GIVEN PROBLEM: Give only the number of lines that hold the word "title".

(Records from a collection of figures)
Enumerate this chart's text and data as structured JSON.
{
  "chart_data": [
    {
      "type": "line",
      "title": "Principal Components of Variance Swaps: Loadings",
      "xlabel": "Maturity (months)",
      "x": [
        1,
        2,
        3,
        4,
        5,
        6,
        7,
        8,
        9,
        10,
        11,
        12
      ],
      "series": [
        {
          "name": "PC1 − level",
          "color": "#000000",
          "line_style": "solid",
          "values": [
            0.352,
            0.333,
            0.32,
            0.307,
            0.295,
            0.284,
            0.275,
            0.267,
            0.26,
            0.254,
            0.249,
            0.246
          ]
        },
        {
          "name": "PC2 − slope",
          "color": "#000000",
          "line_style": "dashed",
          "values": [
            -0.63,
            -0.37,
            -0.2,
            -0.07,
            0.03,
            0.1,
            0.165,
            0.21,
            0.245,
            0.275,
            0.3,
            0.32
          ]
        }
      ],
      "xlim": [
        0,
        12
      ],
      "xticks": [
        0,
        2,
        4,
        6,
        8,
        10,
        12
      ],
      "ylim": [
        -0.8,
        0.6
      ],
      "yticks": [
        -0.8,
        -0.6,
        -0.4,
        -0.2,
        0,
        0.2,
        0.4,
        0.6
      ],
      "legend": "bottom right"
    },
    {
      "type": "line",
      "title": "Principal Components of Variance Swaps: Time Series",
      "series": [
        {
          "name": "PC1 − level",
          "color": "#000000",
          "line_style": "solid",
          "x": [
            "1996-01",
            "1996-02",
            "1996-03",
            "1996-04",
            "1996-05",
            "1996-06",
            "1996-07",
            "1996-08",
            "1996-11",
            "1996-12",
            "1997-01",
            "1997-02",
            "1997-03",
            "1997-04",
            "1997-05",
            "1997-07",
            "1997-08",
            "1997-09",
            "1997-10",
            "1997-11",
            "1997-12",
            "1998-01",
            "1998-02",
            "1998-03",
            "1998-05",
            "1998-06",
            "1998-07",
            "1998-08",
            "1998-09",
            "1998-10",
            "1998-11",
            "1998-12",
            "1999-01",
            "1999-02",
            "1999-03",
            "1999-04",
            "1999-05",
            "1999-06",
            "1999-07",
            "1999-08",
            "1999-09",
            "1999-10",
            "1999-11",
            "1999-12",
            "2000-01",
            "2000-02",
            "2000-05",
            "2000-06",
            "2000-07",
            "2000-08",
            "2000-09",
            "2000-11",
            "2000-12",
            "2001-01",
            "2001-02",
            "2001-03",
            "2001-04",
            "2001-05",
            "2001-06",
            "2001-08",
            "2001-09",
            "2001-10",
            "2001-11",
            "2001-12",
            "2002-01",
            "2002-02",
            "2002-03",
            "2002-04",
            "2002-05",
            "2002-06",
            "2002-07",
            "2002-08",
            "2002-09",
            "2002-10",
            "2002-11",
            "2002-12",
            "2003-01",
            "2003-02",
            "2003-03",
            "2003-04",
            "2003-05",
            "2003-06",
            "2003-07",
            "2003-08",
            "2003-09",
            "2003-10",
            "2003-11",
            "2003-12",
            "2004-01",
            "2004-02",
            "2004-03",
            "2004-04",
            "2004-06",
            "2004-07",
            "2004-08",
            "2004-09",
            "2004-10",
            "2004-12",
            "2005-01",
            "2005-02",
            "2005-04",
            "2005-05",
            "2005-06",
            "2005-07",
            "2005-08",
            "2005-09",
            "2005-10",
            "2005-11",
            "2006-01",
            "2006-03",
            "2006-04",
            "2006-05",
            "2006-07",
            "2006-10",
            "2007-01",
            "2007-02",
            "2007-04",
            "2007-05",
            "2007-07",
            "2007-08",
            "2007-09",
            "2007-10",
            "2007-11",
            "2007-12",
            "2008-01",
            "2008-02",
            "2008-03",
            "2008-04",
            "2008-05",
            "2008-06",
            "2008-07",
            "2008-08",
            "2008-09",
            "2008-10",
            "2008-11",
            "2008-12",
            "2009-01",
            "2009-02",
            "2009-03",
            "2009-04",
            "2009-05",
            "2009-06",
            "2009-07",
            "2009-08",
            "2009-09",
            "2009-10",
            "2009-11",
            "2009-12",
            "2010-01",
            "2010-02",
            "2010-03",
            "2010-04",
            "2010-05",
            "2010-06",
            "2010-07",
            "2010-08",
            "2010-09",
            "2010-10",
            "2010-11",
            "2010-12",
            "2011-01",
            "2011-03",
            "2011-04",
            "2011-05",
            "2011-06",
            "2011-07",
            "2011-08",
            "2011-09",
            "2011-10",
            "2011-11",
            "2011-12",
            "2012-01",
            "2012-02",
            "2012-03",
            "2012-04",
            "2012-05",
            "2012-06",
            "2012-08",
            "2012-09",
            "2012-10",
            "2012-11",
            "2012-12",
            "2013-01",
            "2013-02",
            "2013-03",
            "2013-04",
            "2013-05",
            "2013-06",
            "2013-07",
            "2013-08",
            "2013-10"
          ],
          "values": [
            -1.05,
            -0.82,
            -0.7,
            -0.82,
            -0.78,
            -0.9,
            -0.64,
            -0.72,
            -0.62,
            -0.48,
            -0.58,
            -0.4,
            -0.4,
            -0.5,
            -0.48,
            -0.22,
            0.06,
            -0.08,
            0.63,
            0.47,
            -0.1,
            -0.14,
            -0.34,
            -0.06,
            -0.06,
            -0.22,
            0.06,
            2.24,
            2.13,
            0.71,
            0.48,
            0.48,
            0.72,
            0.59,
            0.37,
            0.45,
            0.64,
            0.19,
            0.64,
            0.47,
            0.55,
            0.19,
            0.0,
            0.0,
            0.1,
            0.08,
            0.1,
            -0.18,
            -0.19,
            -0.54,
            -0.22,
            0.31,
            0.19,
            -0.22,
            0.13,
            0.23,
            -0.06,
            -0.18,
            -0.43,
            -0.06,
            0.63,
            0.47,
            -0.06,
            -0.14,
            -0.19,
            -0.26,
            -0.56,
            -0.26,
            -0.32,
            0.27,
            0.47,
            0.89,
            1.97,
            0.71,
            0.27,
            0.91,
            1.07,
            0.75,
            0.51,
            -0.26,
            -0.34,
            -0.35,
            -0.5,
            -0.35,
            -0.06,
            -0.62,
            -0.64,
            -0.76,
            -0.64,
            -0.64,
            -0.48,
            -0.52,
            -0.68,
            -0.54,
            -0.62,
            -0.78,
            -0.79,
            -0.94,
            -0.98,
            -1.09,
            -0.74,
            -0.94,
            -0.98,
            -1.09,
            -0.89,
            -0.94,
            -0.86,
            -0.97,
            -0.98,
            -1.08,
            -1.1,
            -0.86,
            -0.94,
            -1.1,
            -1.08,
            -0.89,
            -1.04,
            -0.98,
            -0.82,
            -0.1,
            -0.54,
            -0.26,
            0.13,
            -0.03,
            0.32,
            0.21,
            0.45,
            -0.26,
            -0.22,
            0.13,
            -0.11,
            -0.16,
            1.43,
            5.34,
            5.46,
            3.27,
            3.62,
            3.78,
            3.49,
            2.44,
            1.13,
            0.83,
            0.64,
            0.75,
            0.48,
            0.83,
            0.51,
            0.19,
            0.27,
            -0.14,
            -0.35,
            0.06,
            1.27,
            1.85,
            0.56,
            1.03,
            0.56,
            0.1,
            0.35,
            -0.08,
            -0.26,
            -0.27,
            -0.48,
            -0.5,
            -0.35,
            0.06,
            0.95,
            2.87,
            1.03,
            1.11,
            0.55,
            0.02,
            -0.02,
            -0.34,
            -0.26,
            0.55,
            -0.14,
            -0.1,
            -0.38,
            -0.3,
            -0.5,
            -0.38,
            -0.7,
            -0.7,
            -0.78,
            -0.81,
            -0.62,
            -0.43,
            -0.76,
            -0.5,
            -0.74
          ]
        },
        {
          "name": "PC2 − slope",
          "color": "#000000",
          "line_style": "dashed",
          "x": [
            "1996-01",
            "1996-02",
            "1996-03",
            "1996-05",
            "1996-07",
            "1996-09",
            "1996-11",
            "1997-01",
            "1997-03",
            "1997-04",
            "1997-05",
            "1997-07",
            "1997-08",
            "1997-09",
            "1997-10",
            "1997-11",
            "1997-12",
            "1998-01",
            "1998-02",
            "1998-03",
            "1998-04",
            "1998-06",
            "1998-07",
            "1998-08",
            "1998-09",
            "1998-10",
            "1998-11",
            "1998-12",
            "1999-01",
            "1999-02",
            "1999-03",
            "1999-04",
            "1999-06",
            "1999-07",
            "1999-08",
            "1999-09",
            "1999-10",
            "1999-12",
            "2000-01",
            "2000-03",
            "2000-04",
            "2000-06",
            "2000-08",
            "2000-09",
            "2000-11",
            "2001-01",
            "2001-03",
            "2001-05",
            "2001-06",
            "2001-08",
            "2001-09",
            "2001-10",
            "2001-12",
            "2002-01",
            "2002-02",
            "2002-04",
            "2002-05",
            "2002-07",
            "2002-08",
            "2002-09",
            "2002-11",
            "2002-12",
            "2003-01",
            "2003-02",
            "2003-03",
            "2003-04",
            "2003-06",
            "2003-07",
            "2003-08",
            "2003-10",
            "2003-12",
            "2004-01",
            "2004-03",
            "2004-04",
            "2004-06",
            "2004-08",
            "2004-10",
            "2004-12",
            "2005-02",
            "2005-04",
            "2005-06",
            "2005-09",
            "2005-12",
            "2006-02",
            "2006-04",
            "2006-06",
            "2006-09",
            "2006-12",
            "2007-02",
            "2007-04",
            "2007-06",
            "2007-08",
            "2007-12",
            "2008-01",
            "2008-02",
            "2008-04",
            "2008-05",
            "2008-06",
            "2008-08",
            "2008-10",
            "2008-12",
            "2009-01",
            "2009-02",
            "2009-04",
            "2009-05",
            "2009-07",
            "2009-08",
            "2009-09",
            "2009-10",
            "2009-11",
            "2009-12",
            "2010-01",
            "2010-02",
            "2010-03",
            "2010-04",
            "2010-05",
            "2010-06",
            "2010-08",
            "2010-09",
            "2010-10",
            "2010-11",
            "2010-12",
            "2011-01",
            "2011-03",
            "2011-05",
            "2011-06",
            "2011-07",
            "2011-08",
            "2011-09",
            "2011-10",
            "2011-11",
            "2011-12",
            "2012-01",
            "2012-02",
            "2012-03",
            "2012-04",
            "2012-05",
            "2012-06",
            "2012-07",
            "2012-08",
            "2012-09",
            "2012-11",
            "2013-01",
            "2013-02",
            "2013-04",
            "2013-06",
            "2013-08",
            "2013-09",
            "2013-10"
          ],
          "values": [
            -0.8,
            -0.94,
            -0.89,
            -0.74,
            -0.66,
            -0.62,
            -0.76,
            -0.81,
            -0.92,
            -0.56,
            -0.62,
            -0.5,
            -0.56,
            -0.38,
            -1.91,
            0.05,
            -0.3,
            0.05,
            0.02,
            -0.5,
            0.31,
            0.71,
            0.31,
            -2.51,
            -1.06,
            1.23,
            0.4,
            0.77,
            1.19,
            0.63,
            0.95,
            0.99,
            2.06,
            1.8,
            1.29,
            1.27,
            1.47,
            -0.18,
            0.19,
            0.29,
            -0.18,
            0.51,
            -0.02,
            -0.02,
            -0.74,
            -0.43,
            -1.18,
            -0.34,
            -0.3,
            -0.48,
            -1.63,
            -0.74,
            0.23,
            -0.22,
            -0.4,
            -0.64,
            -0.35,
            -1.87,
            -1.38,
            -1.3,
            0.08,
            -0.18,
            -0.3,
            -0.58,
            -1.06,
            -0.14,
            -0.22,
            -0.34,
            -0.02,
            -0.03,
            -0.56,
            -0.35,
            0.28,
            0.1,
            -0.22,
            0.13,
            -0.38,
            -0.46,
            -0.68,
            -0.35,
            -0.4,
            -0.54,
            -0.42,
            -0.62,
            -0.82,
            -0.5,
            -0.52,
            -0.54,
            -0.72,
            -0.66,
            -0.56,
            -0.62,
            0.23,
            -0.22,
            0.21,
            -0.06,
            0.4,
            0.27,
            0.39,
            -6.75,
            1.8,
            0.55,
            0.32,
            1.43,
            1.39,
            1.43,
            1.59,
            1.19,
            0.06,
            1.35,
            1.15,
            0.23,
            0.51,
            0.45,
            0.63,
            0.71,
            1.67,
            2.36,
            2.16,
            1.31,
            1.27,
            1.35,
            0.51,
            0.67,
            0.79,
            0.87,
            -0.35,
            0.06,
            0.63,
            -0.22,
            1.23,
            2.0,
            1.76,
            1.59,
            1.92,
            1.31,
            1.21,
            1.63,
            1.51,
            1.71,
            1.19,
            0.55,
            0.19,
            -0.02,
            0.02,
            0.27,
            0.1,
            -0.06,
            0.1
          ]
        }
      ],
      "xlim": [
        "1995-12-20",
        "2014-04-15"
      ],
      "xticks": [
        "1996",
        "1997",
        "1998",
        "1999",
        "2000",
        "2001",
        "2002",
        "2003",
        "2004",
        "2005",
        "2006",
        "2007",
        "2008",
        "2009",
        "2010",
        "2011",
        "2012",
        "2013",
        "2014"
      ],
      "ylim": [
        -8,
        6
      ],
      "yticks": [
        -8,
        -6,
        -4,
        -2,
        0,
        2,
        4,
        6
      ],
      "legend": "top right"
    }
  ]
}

COMPLETE ANSWER: 2